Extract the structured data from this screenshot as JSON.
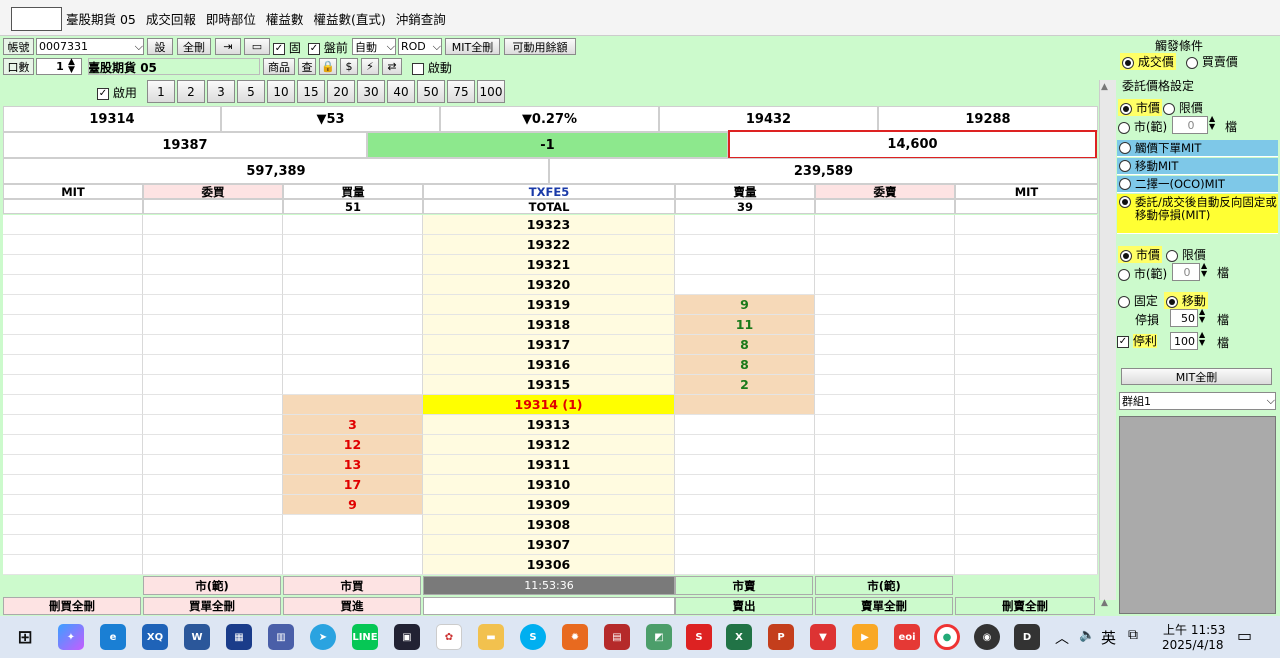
{
  "menu": {
    "items": [
      "臺股期貨 05",
      "成交回報",
      "即時部位",
      "權益數",
      "權益數(直式)",
      "沖銷查詢"
    ]
  },
  "toolbar": {
    "account_label": "帳號",
    "account_value": "0007331",
    "set_btn": "設",
    "cancel_all_btn": "全刪",
    "fixed_label": "固",
    "preopen_label": "盤前",
    "auto_label": "自動",
    "rod_label": "ROD",
    "mit_cancel_all": "MIT全刪",
    "available_margin": "可動用餘額",
    "lots_label": "口數",
    "lots_value": "1",
    "product_name": "臺股期貨",
    "product_month": "05",
    "product_btn": "商品",
    "dollar": "$",
    "start_label": "啟動",
    "enable_label": "啟用",
    "quick_lots": [
      "1",
      "2",
      "3",
      "5",
      "10",
      "15",
      "20",
      "30",
      "40",
      "50",
      "75",
      "100"
    ]
  },
  "info": {
    "row1": [
      "19314",
      "▼53",
      "▼0.27%",
      "19432",
      "19288"
    ],
    "row2": [
      "19387",
      "-1",
      "14,600"
    ],
    "row3": [
      "597,389",
      "239,589"
    ]
  },
  "ladder_header": {
    "cols": [
      "MIT",
      "委買",
      "買量",
      "TXFE5",
      "賣量",
      "委賣",
      "MIT"
    ],
    "buy_total": "51",
    "total_label": "TOTAL",
    "sell_total": "39"
  },
  "ladder_rows": [
    {
      "price": "19323",
      "bid": "",
      "ask": ""
    },
    {
      "price": "19322",
      "bid": "",
      "ask": ""
    },
    {
      "price": "19321",
      "bid": "",
      "ask": ""
    },
    {
      "price": "19320",
      "bid": "",
      "ask": ""
    },
    {
      "price": "19319",
      "bid": "",
      "ask": "9"
    },
    {
      "price": "19318",
      "bid": "",
      "ask": "11"
    },
    {
      "price": "19317",
      "bid": "",
      "ask": "8"
    },
    {
      "price": "19316",
      "bid": "",
      "ask": "8"
    },
    {
      "price": "19315",
      "bid": "",
      "ask": "2"
    },
    {
      "price": "19314 (1)",
      "bid": "",
      "ask": "",
      "current": true
    },
    {
      "price": "19313",
      "bid": "3",
      "ask": ""
    },
    {
      "price": "19312",
      "bid": "12",
      "ask": ""
    },
    {
      "price": "19311",
      "bid": "13",
      "ask": ""
    },
    {
      "price": "19310",
      "bid": "17",
      "ask": ""
    },
    {
      "price": "19309",
      "bid": "9",
      "ask": ""
    },
    {
      "price": "19308",
      "bid": "",
      "ask": ""
    },
    {
      "price": "19307",
      "bid": "",
      "ask": ""
    },
    {
      "price": "19306",
      "bid": "",
      "ask": ""
    }
  ],
  "bottom": {
    "row1": [
      "市(範)",
      "市買",
      "11:53:36",
      "市賣",
      "市(範)"
    ],
    "row2": [
      "刪買全刪",
      "買單全刪",
      "買進",
      "賣出",
      "賣單全刪",
      "刪賣全刪"
    ]
  },
  "side": {
    "trigger_title": "觸發條件",
    "trigger_opts": [
      "成交價",
      "買賣價"
    ],
    "price_title": "委託價格設定",
    "price_opts": [
      "市價",
      "限價",
      "市(範)"
    ],
    "range_value": "0",
    "tick_unit": "檔",
    "mit_opts": [
      "觸價下單MIT",
      "移動MIT",
      "二擇一(OCO)MIT"
    ],
    "auto_reverse": "委託/成交後自動反向固定或移動停損(MIT)",
    "price2_opts": [
      "市價",
      "限價",
      "市(範)"
    ],
    "range2_value": "0",
    "stop_opts": [
      "固定",
      "移動"
    ],
    "stop_loss_label": "停損",
    "stop_loss_value": "50",
    "take_profit_label": "停利",
    "take_profit_value": "100",
    "mit_cancel_all": "MIT全刪",
    "group": "群組1"
  },
  "taskbar": {
    "time": "上午 11:53",
    "date": "2025/4/18",
    "ime": "英"
  },
  "colors": {
    "panel": "#ccfacc",
    "price_col": "#fffbe0",
    "current": "#ffff00",
    "bid_fill": "#f6d9b8",
    "red": "#e00000",
    "green": "#1a7a1a"
  }
}
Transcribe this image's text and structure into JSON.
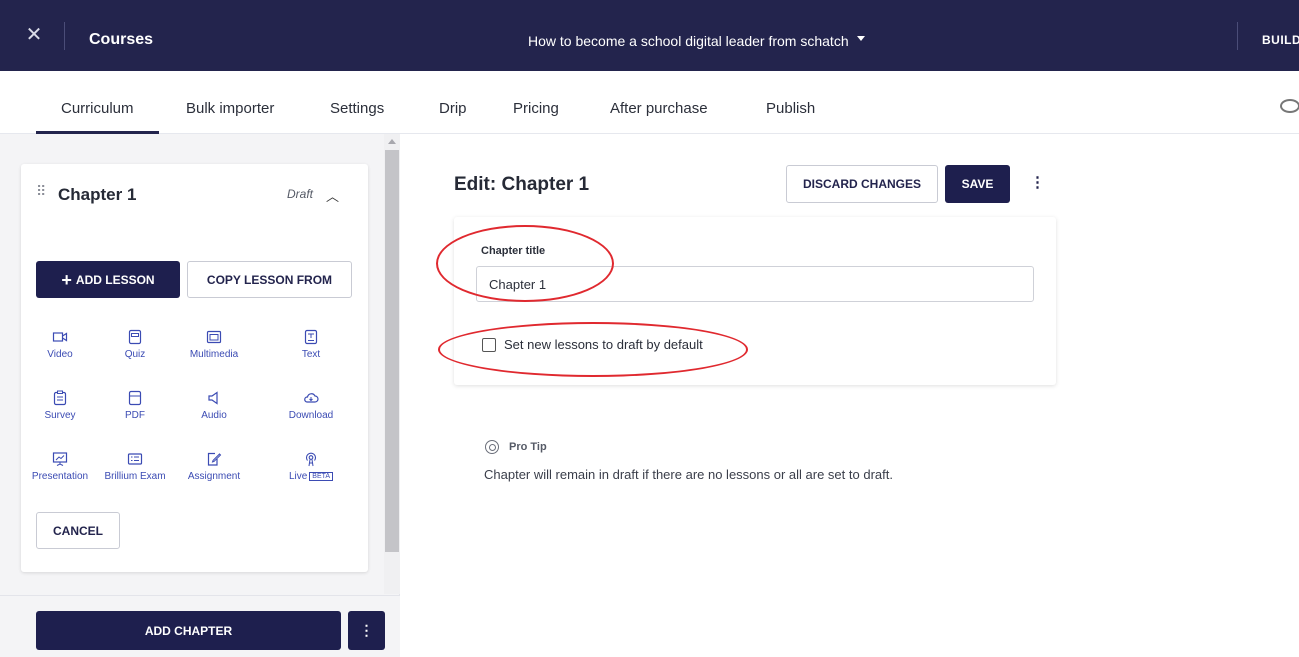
{
  "topbar": {
    "close_glyph": "✕",
    "section": "Courses",
    "course_title": "How to become a school digital leader from schatch",
    "right_action": "BUILD"
  },
  "tabs": [
    {
      "label": "Curriculum",
      "active": true
    },
    {
      "label": "Bulk importer",
      "active": false
    },
    {
      "label": "Settings",
      "active": false
    },
    {
      "label": "Drip",
      "active": false
    },
    {
      "label": "Pricing",
      "active": false
    },
    {
      "label": "After purchase",
      "active": false
    },
    {
      "label": "Publish",
      "active": false
    }
  ],
  "sidebar": {
    "chapter": {
      "name": "Chapter 1",
      "status": "Draft"
    },
    "add_lesson_label": "ADD LESSON",
    "copy_lesson_label": "COPY LESSON FROM",
    "lesson_types": [
      {
        "label": "Video",
        "icon": "video-icon"
      },
      {
        "label": "Quiz",
        "icon": "quiz-icon"
      },
      {
        "label": "Multimedia",
        "icon": "multimedia-icon"
      },
      {
        "label": "Text",
        "icon": "text-icon"
      },
      {
        "label": "Survey",
        "icon": "survey-icon"
      },
      {
        "label": "PDF",
        "icon": "pdf-icon"
      },
      {
        "label": "Audio",
        "icon": "audio-icon"
      },
      {
        "label": "Download",
        "icon": "download-icon"
      },
      {
        "label": "Presentation",
        "icon": "presentation-icon"
      },
      {
        "label": "Brillium Exam",
        "icon": "exam-icon"
      },
      {
        "label": "Assignment",
        "icon": "assignment-icon"
      },
      {
        "label": "Live",
        "icon": "live-icon",
        "badge": "BETA"
      }
    ],
    "cancel_label": "CANCEL",
    "add_chapter_label": "ADD CHAPTER"
  },
  "editor": {
    "heading": "Edit: Chapter 1",
    "discard_label": "DISCARD CHANGES",
    "save_label": "SAVE",
    "chapter_title_label": "Chapter title",
    "chapter_title_value": "Chapter 1",
    "draft_default_label": "Set new lessons to draft by default",
    "draft_default_checked": false
  },
  "pro_tip": {
    "title": "Pro Tip",
    "text": "Chapter will remain in draft if there are no lessons or all are set to draft."
  },
  "colors": {
    "navy": "#23244d",
    "primary_button": "#1e1f4e",
    "icon_blue": "#3b4bb3",
    "annotation_red": "#e0292f"
  }
}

----------

GIVEN REQUEST
Copy out every line of the material above exactly, skipping the pictures.

TASK ANSWER
Extract the structured data from this screenshot as JSON.
{
  "menu": {
    "items": [
      "臺股期貨 05",
      "成交回報",
      "即時部位",
      "權益數",
      "權益數(直式)",
      "沖銷查詢"
    ]
  },
  "toolbar": {
    "account_label": "帳號",
    "account_value": "0007331",
    "set_btn": "設",
    "cancel_all_btn": "全刪",
    "fixed_label": "固",
    "preopen_label": "盤前",
    "auto_label": "自動",
    "rod_label": "ROD",
    "mit_cancel_all": "MIT全刪",
    "available_margin": "可動用餘額",
    "lots_label": "口數",
    "lots_value": "1",
    "product_name": "臺股期貨",
    "product_month": "05",
    "product_btn": "商品",
    "dollar": "$",
    "start_label": "啟動",
    "enable_label": "啟用",
    "quick_lots": [
      "1",
      "2",
      "3",
      "5",
      "10",
      "15",
      "20",
      "30",
      "40",
      "50",
      "75",
      "100"
    ]
  },
  "info": {
    "row1": [
      "19314",
      "▼53",
      "▼0.27%",
      "19432",
      "19288"
    ],
    "row2": [
      "19387",
      "-1",
      "14,600"
    ],
    "row3": [
      "597,389",
      "239,589"
    ]
  },
  "ladder_header": {
    "cols": [
      "MIT",
      "委買",
      "買量",
      "TXFE5",
      "賣量",
      "委賣",
      "MIT"
    ],
    "buy_total": "51",
    "total_label": "TOTAL",
    "sell_total": "39"
  },
  "ladder_rows": [
    {
      "price": "19323",
      "bid": "",
      "ask": ""
    },
    {
      "price": "19322",
      "bid": "",
      "ask": ""
    },
    {
      "price": "19321",
      "bid": "",
      "ask": ""
    },
    {
      "price": "19320",
      "bid": "",
      "ask": ""
    },
    {
      "price": "19319",
      "bid": "",
      "ask": "9"
    },
    {
      "price": "19318",
      "bid": "",
      "ask": "11"
    },
    {
      "price": "19317",
      "bid": "",
      "ask": "8"
    },
    {
      "price": "19316",
      "bid": "",
      "ask": "8"
    },
    {
      "price": "19315",
      "bid": "",
      "ask": "2"
    },
    {
      "price": "19314 (1)",
      "bid": "",
      "ask": "",
      "current": true
    },
    {
      "price": "19313",
      "bid": "3",
      "ask": ""
    },
    {
      "price": "19312",
      "bid": "12",
      "ask": ""
    },
    {
      "price": "19311",
      "bid": "13",
      "ask": ""
    },
    {
      "price": "19310",
      "bid": "17",
      "ask": ""
    },
    {
      "price": "19309",
      "bid": "9",
      "ask": ""
    },
    {
      "price": "19308",
      "bid": "",
      "ask": ""
    },
    {
      "price": "19307",
      "bid": "",
      "ask": ""
    },
    {
      "price": "19306",
      "bid": "",
      "ask": ""
    }
  ],
  "bottom": {
    "row1": [
      "市(範)",
      "市買",
      "11:53:36",
      "市賣",
      "市(範)"
    ],
    "row2": [
      "刪買全刪",
      "買單全刪",
      "買進",
      "賣出",
      "賣單全刪",
      "刪賣全刪"
    ]
  },
  "side": {
    "trigger_title": "觸發條件",
    "trigger_opts": [
      "成交價",
      "買賣價"
    ],
    "price_title": "委託價格設定",
    "price_opts": [
      "市價",
      "限價",
      "市(範)"
    ],
    "range_value": "0",
    "tick_unit": "檔",
    "mit_opts": [
      "觸價下單MIT",
      "移動MIT",
      "二擇一(OCO)MIT"
    ],
    "auto_reverse": "委託/成交後自動反向固定或移動停損(MIT)",
    "price2_opts": [
      "市價",
      "限價",
      "市(範)"
    ],
    "range2_value": "0",
    "stop_opts": [
      "固定",
      "移動"
    ],
    "stop_loss_label": "停損",
    "stop_loss_value": "50",
    "take_profit_label": "停利",
    "take_profit_value": "100",
    "mit_cancel_all": "MIT全刪",
    "group": "群組1"
  },
  "taskbar": {
    "time": "上午 11:53",
    "date": "2025/4/18",
    "ime": "英"
  },
  "colors": {
    "panel": "#ccfacc",
    "price_col": "#fffbe0",
    "current": "#ffff00",
    "bid_fill": "#f6d9b8",
    "red": "#e00000",
    "green": "#1a7a1a"
  }
}
Transcribe this image's text and structure into JSON.
{
  "topbar": {
    "close_glyph": "✕",
    "section": "Courses",
    "course_title": "How to become a school digital leader from schatch",
    "right_action": "BUILD"
  },
  "tabs": [
    {
      "label": "Curriculum",
      "active": true
    },
    {
      "label": "Bulk importer",
      "active": false
    },
    {
      "label": "Settings",
      "active": false
    },
    {
      "label": "Drip",
      "active": false
    },
    {
      "label": "Pricing",
      "active": false
    },
    {
      "label": "After purchase",
      "active": false
    },
    {
      "label": "Publish",
      "active": false
    }
  ],
  "sidebar": {
    "chapter": {
      "name": "Chapter 1",
      "status": "Draft"
    },
    "add_lesson_label": "ADD LESSON",
    "copy_lesson_label": "COPY LESSON FROM",
    "lesson_types": [
      {
        "label": "Video",
        "icon": "video-icon"
      },
      {
        "label": "Quiz",
        "icon": "quiz-icon"
      },
      {
        "label": "Multimedia",
        "icon": "multimedia-icon"
      },
      {
        "label": "Text",
        "icon": "text-icon"
      },
      {
        "label": "Survey",
        "icon": "survey-icon"
      },
      {
        "label": "PDF",
        "icon": "pdf-icon"
      },
      {
        "label": "Audio",
        "icon": "audio-icon"
      },
      {
        "label": "Download",
        "icon": "download-icon"
      },
      {
        "label": "Presentation",
        "icon": "presentation-icon"
      },
      {
        "label": "Brillium Exam",
        "icon": "exam-icon"
      },
      {
        "label": "Assignment",
        "icon": "assignment-icon"
      },
      {
        "label": "Live",
        "icon": "live-icon",
        "badge": "BETA"
      }
    ],
    "cancel_label": "CANCEL",
    "add_chapter_label": "ADD CHAPTER"
  },
  "editor": {
    "heading": "Edit: Chapter 1",
    "discard_label": "DISCARD CHANGES",
    "save_label": "SAVE",
    "chapter_title_label": "Chapter title",
    "chapter_title_value": "Chapter 1",
    "draft_default_label": "Set new lessons to draft by default",
    "draft_default_checked": false
  },
  "pro_tip": {
    "title": "Pro Tip",
    "text": "Chapter will remain in draft if there are no lessons or all are set to draft."
  },
  "colors": {
    "navy": "#23244d",
    "primary_button": "#1e1f4e",
    "icon_blue": "#3b4bb3",
    "annotation_red": "#e0292f"
  }
}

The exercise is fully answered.